Rows from a dataset
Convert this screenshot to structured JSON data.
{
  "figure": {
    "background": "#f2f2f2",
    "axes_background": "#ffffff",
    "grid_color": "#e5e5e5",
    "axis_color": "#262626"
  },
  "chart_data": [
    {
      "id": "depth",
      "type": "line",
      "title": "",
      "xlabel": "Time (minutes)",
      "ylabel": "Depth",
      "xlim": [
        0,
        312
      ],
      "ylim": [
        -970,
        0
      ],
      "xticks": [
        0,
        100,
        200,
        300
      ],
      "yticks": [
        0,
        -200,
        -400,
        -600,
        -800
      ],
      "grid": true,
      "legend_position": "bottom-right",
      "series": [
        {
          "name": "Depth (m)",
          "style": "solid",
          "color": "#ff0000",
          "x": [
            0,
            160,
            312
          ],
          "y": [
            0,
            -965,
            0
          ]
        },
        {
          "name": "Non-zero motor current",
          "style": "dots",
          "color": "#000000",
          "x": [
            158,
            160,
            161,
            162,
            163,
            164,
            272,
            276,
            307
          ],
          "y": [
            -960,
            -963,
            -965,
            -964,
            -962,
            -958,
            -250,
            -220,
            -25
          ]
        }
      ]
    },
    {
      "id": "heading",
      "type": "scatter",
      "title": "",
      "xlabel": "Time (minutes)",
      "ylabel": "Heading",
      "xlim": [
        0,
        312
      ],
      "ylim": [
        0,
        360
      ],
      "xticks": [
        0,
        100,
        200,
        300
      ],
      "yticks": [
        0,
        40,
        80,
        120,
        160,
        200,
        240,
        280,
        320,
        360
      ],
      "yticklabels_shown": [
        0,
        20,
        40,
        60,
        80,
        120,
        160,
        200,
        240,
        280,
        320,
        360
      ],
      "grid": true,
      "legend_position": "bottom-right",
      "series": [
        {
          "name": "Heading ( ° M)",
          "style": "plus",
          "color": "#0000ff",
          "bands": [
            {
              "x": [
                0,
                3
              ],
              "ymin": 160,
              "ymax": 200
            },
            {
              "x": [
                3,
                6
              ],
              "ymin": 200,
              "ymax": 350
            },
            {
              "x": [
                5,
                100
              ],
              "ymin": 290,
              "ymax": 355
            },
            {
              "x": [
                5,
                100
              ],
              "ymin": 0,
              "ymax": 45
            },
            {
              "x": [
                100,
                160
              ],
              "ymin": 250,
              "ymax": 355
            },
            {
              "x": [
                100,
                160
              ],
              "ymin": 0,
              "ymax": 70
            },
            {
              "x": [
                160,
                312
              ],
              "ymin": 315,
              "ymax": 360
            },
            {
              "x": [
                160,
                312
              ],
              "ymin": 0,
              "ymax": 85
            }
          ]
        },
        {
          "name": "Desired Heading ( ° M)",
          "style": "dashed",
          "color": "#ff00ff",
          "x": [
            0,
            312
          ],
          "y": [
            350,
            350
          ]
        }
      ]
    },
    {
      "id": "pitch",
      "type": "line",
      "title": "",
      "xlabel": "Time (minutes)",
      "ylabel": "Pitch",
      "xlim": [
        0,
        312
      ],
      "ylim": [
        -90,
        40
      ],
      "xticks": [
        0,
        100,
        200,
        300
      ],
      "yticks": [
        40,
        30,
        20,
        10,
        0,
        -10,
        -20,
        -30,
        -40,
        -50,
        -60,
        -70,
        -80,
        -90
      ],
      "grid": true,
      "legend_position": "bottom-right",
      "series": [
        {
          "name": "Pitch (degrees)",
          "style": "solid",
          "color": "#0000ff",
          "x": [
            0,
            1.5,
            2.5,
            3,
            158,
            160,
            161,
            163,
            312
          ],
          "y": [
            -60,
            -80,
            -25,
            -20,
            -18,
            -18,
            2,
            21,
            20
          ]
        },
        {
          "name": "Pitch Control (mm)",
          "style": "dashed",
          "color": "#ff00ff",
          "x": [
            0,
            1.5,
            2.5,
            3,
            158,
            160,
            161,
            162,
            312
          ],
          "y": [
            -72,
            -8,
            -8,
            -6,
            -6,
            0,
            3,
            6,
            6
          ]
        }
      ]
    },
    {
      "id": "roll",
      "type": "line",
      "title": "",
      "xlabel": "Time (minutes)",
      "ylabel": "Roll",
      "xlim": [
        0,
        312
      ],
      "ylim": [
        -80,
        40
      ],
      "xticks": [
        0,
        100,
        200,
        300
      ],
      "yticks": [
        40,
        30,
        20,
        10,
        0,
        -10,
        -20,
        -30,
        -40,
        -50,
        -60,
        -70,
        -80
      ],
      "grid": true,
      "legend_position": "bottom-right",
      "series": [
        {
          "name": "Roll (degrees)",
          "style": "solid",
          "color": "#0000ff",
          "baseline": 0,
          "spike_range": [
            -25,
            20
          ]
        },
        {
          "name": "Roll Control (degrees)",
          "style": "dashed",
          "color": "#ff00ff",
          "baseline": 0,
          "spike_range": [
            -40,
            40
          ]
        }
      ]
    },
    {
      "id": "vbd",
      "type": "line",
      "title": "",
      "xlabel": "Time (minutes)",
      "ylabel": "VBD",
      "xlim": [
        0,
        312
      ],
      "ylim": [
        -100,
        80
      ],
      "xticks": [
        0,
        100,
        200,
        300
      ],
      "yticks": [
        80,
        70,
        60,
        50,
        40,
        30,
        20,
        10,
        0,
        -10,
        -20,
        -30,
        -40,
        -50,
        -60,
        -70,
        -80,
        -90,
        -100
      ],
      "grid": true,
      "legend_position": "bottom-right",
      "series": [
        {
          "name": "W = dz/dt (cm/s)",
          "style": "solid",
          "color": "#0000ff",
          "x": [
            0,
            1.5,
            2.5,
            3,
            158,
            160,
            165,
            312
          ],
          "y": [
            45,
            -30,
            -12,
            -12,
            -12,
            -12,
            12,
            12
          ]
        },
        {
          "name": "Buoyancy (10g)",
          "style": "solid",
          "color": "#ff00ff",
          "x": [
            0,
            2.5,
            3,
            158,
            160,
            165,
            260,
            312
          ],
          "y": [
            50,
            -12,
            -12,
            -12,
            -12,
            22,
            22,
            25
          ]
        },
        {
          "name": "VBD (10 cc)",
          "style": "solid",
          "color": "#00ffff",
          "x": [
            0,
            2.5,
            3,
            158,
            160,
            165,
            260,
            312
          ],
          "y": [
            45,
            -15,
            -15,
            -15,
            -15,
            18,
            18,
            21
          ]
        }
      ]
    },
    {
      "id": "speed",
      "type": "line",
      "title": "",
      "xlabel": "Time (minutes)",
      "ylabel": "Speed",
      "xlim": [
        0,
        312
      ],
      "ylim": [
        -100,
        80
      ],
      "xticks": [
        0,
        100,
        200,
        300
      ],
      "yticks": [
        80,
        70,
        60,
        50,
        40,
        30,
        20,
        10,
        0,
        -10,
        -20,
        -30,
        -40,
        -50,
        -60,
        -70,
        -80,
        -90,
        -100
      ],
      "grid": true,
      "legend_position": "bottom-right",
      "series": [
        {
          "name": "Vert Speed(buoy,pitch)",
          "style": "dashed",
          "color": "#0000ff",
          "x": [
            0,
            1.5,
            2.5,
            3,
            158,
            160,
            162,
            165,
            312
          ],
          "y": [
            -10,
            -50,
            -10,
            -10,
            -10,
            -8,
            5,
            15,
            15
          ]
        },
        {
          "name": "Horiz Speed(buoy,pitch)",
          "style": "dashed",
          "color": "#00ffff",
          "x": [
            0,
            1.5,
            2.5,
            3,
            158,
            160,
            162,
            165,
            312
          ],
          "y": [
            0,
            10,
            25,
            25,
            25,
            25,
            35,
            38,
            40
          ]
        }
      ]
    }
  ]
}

▶ [WORK INSTRUCTIONS]
Faithfully transcribe the whole of the data.

▶ [RESPONSE]
Convert this screenshot to structured JSON data.
{
  "figure": {
    "background": "#f2f2f2",
    "axes_background": "#ffffff",
    "grid_color": "#e5e5e5",
    "axis_color": "#262626"
  },
  "chart_data": [
    {
      "id": "depth",
      "type": "line",
      "title": "",
      "xlabel": "Time (minutes)",
      "ylabel": "Depth",
      "xlim": [
        0,
        312
      ],
      "ylim": [
        -970,
        0
      ],
      "xticks": [
        0,
        100,
        200,
        300
      ],
      "yticks": [
        0,
        -200,
        -400,
        -600,
        -800
      ],
      "grid": true,
      "legend_position": "bottom-right",
      "series": [
        {
          "name": "Depth (m)",
          "style": "solid",
          "color": "#ff0000",
          "x": [
            0,
            160,
            312
          ],
          "y": [
            0,
            -965,
            0
          ]
        },
        {
          "name": "Non-zero motor current",
          "style": "dots",
          "color": "#000000",
          "x": [
            158,
            160,
            161,
            162,
            163,
            164,
            272,
            276,
            307
          ],
          "y": [
            -960,
            -963,
            -965,
            -964,
            -962,
            -958,
            -250,
            -220,
            -25
          ]
        }
      ]
    },
    {
      "id": "heading",
      "type": "scatter",
      "title": "",
      "xlabel": "Time (minutes)",
      "ylabel": "Heading",
      "xlim": [
        0,
        312
      ],
      "ylim": [
        0,
        360
      ],
      "xticks": [
        0,
        100,
        200,
        300
      ],
      "yticks": [
        0,
        40,
        80,
        120,
        160,
        200,
        240,
        280,
        320,
        360
      ],
      "yticklabels_shown": [
        0,
        20,
        40,
        60,
        80,
        120,
        160,
        200,
        240,
        280,
        320,
        360
      ],
      "grid": true,
      "legend_position": "bottom-right",
      "series": [
        {
          "name": "Heading ( ° M)",
          "style": "plus",
          "color": "#0000ff",
          "bands": [
            {
              "x": [
                0,
                3
              ],
              "ymin": 160,
              "ymax": 200
            },
            {
              "x": [
                3,
                6
              ],
              "ymin": 200,
              "ymax": 350
            },
            {
              "x": [
                5,
                100
              ],
              "ymin": 290,
              "ymax": 355
            },
            {
              "x": [
                5,
                100
              ],
              "ymin": 0,
              "ymax": 45
            },
            {
              "x": [
                100,
                160
              ],
              "ymin": 250,
              "ymax": 355
            },
            {
              "x": [
                100,
                160
              ],
              "ymin": 0,
              "ymax": 70
            },
            {
              "x": [
                160,
                312
              ],
              "ymin": 315,
              "ymax": 360
            },
            {
              "x": [
                160,
                312
              ],
              "ymin": 0,
              "ymax": 85
            }
          ]
        },
        {
          "name": "Desired Heading ( ° M)",
          "style": "dashed",
          "color": "#ff00ff",
          "x": [
            0,
            312
          ],
          "y": [
            350,
            350
          ]
        }
      ]
    },
    {
      "id": "pitch",
      "type": "line",
      "title": "",
      "xlabel": "Time (minutes)",
      "ylabel": "Pitch",
      "xlim": [
        0,
        312
      ],
      "ylim": [
        -90,
        40
      ],
      "xticks": [
        0,
        100,
        200,
        300
      ],
      "yticks": [
        40,
        30,
        20,
        10,
        0,
        -10,
        -20,
        -30,
        -40,
        -50,
        -60,
        -70,
        -80,
        -90
      ],
      "grid": true,
      "legend_position": "bottom-right",
      "series": [
        {
          "name": "Pitch (degrees)",
          "style": "solid",
          "color": "#0000ff",
          "x": [
            0,
            1.5,
            2.5,
            3,
            158,
            160,
            161,
            163,
            312
          ],
          "y": [
            -60,
            -80,
            -25,
            -20,
            -18,
            -18,
            2,
            21,
            20
          ]
        },
        {
          "name": "Pitch Control (mm)",
          "style": "dashed",
          "color": "#ff00ff",
          "x": [
            0,
            1.5,
            2.5,
            3,
            158,
            160,
            161,
            162,
            312
          ],
          "y": [
            -72,
            -8,
            -8,
            -6,
            -6,
            0,
            3,
            6,
            6
          ]
        }
      ]
    },
    {
      "id": "roll",
      "type": "line",
      "title": "",
      "xlabel": "Time (minutes)",
      "ylabel": "Roll",
      "xlim": [
        0,
        312
      ],
      "ylim": [
        -80,
        40
      ],
      "xticks": [
        0,
        100,
        200,
        300
      ],
      "yticks": [
        40,
        30,
        20,
        10,
        0,
        -10,
        -20,
        -30,
        -40,
        -50,
        -60,
        -70,
        -80
      ],
      "grid": true,
      "legend_position": "bottom-right",
      "series": [
        {
          "name": "Roll (degrees)",
          "style": "solid",
          "color": "#0000ff",
          "baseline": 0,
          "spike_range": [
            -25,
            20
          ]
        },
        {
          "name": "Roll Control (degrees)",
          "style": "dashed",
          "color": "#ff00ff",
          "baseline": 0,
          "spike_range": [
            -40,
            40
          ]
        }
      ]
    },
    {
      "id": "vbd",
      "type": "line",
      "title": "",
      "xlabel": "Time (minutes)",
      "ylabel": "VBD",
      "xlim": [
        0,
        312
      ],
      "ylim": [
        -100,
        80
      ],
      "xticks": [
        0,
        100,
        200,
        300
      ],
      "yticks": [
        80,
        70,
        60,
        50,
        40,
        30,
        20,
        10,
        0,
        -10,
        -20,
        -30,
        -40,
        -50,
        -60,
        -70,
        -80,
        -90,
        -100
      ],
      "grid": true,
      "legend_position": "bottom-right",
      "series": [
        {
          "name": "W = dz/dt (cm/s)",
          "style": "solid",
          "color": "#0000ff",
          "x": [
            0,
            1.5,
            2.5,
            3,
            158,
            160,
            165,
            312
          ],
          "y": [
            45,
            -30,
            -12,
            -12,
            -12,
            -12,
            12,
            12
          ]
        },
        {
          "name": "Buoyancy (10g)",
          "style": "solid",
          "color": "#ff00ff",
          "x": [
            0,
            2.5,
            3,
            158,
            160,
            165,
            260,
            312
          ],
          "y": [
            50,
            -12,
            -12,
            -12,
            -12,
            22,
            22,
            25
          ]
        },
        {
          "name": "VBD (10 cc)",
          "style": "solid",
          "color": "#00ffff",
          "x": [
            0,
            2.5,
            3,
            158,
            160,
            165,
            260,
            312
          ],
          "y": [
            45,
            -15,
            -15,
            -15,
            -15,
            18,
            18,
            21
          ]
        }
      ]
    },
    {
      "id": "speed",
      "type": "line",
      "title": "",
      "xlabel": "Time (minutes)",
      "ylabel": "Speed",
      "xlim": [
        0,
        312
      ],
      "ylim": [
        -100,
        80
      ],
      "xticks": [
        0,
        100,
        200,
        300
      ],
      "yticks": [
        80,
        70,
        60,
        50,
        40,
        30,
        20,
        10,
        0,
        -10,
        -20,
        -30,
        -40,
        -50,
        -60,
        -70,
        -80,
        -90,
        -100
      ],
      "grid": true,
      "legend_position": "bottom-right",
      "series": [
        {
          "name": "Vert Speed(buoy,pitch)",
          "style": "dashed",
          "color": "#0000ff",
          "x": [
            0,
            1.5,
            2.5,
            3,
            158,
            160,
            162,
            165,
            312
          ],
          "y": [
            -10,
            -50,
            -10,
            -10,
            -10,
            -8,
            5,
            15,
            15
          ]
        },
        {
          "name": "Horiz Speed(buoy,pitch)",
          "style": "dashed",
          "color": "#00ffff",
          "x": [
            0,
            1.5,
            2.5,
            3,
            158,
            160,
            162,
            165,
            312
          ],
          "y": [
            0,
            10,
            25,
            25,
            25,
            25,
            35,
            38,
            40
          ]
        }
      ]
    }
  ]
}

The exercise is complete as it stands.